* BEGIN Records provided *

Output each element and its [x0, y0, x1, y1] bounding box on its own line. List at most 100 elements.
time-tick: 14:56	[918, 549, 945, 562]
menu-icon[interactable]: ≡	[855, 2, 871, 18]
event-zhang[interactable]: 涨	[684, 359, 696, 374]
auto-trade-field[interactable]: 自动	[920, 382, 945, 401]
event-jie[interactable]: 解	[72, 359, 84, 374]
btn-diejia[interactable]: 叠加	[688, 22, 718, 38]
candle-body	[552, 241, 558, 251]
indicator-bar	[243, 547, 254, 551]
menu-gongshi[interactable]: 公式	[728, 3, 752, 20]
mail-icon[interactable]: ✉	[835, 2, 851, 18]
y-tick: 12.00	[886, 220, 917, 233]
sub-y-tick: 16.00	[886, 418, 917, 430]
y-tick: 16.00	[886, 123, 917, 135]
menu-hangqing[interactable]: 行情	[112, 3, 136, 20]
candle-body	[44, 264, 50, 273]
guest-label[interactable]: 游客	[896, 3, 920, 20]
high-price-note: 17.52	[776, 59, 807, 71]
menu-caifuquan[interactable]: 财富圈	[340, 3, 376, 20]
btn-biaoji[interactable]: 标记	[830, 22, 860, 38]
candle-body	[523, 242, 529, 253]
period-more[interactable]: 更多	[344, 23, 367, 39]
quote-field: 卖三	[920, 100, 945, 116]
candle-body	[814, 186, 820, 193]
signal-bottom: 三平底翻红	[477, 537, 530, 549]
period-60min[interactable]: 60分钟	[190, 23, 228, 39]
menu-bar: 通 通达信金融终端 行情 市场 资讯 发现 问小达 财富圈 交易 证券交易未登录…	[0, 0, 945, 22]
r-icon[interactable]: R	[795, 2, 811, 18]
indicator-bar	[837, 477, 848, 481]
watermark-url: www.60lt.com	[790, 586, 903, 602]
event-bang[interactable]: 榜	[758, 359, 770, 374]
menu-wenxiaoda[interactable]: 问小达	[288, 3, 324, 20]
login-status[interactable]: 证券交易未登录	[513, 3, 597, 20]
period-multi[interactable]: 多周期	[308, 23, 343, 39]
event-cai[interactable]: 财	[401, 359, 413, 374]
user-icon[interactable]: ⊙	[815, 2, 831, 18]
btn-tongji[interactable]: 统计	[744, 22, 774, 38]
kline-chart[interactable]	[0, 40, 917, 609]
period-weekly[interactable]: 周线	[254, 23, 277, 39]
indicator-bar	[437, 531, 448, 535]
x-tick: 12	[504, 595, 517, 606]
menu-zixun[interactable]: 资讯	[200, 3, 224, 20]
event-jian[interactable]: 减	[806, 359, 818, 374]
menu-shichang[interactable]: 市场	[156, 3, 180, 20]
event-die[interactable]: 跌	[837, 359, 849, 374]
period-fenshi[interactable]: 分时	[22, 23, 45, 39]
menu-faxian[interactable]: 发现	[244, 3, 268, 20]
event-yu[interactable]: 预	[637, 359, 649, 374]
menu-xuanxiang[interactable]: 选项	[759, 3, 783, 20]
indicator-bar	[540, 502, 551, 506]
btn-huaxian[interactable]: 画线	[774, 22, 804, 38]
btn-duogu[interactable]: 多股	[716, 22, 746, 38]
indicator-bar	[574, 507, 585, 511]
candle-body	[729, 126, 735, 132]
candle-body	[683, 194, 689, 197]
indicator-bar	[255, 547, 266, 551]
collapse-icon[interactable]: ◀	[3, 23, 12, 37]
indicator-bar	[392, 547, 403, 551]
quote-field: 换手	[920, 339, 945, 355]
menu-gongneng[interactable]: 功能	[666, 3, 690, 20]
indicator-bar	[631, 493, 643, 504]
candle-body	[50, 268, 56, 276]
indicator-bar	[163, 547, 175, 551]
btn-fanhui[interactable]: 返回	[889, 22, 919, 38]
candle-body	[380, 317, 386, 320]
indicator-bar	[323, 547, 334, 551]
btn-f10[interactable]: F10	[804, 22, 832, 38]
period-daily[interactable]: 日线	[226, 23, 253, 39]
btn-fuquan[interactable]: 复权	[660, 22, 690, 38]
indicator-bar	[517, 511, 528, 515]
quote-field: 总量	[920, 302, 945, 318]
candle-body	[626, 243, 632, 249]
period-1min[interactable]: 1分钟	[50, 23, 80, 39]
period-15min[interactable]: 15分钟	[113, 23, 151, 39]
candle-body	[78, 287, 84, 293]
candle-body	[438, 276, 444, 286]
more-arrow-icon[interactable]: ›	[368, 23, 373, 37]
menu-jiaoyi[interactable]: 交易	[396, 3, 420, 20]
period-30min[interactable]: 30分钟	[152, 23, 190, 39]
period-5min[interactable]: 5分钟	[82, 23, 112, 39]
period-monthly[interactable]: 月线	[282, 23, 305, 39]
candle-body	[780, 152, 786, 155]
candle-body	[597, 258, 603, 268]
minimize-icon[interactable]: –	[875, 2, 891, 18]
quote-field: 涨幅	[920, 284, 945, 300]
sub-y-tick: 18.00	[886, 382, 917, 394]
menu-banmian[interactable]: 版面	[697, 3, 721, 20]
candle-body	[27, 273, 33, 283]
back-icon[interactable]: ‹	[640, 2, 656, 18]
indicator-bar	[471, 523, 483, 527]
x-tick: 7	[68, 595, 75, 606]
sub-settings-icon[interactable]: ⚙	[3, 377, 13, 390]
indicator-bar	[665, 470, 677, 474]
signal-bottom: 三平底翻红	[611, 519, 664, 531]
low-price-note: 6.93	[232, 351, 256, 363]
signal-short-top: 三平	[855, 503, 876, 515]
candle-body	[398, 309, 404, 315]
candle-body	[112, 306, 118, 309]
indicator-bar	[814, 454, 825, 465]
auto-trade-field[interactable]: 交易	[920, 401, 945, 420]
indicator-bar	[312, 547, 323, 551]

* END Records provided *

Description of the task. Reproduce, without alteration, the lines of the entries from the first line through the line that contains "3, 597, 20]", including that line.

Finished answer.
Output each element and its [x0, y0, x1, y1] bounding box on its own line. List at most 100 elements.
time-tick: 14:56	[918, 549, 945, 562]
menu-icon[interactable]: ≡	[855, 2, 871, 18]
event-zhang[interactable]: 涨	[684, 359, 696, 374]
auto-trade-field[interactable]: 自动	[920, 382, 945, 401]
event-jie[interactable]: 解	[72, 359, 84, 374]
btn-diejia[interactable]: 叠加	[688, 22, 718, 38]
candle-body	[552, 241, 558, 251]
indicator-bar	[243, 547, 254, 551]
menu-gongshi[interactable]: 公式	[728, 3, 752, 20]
mail-icon[interactable]: ✉	[835, 2, 851, 18]
y-tick: 12.00	[886, 220, 917, 233]
sub-y-tick: 16.00	[886, 418, 917, 430]
y-tick: 16.00	[886, 123, 917, 135]
menu-hangqing[interactable]: 行情	[112, 3, 136, 20]
candle-body	[44, 264, 50, 273]
guest-label[interactable]: 游客	[896, 3, 920, 20]
high-price-note: 17.52	[776, 59, 807, 71]
menu-caifuquan[interactable]: 财富圈	[340, 3, 376, 20]
btn-biaoji[interactable]: 标记	[830, 22, 860, 38]
candle-body	[523, 242, 529, 253]
period-more[interactable]: 更多	[344, 23, 367, 39]
quote-field: 卖三	[920, 100, 945, 116]
candle-body	[814, 186, 820, 193]
signal-bottom: 三平底翻红	[477, 537, 530, 549]
period-60min[interactable]: 60分钟	[190, 23, 228, 39]
menu-bar: 通 通达信金融终端 行情 市场 资讯 发现 问小达 财富圈 交易 证券交易未登录…	[0, 0, 945, 22]
r-icon[interactable]: R	[795, 2, 811, 18]
indicator-bar	[837, 477, 848, 481]
watermark-url: www.60lt.com	[790, 586, 903, 602]
event-bang[interactable]: 榜	[758, 359, 770, 374]
menu-wenxiaoda[interactable]: 问小达	[288, 3, 324, 20]
login-status[interactable]: 证券交易未登录	[513, 3, 597, 20]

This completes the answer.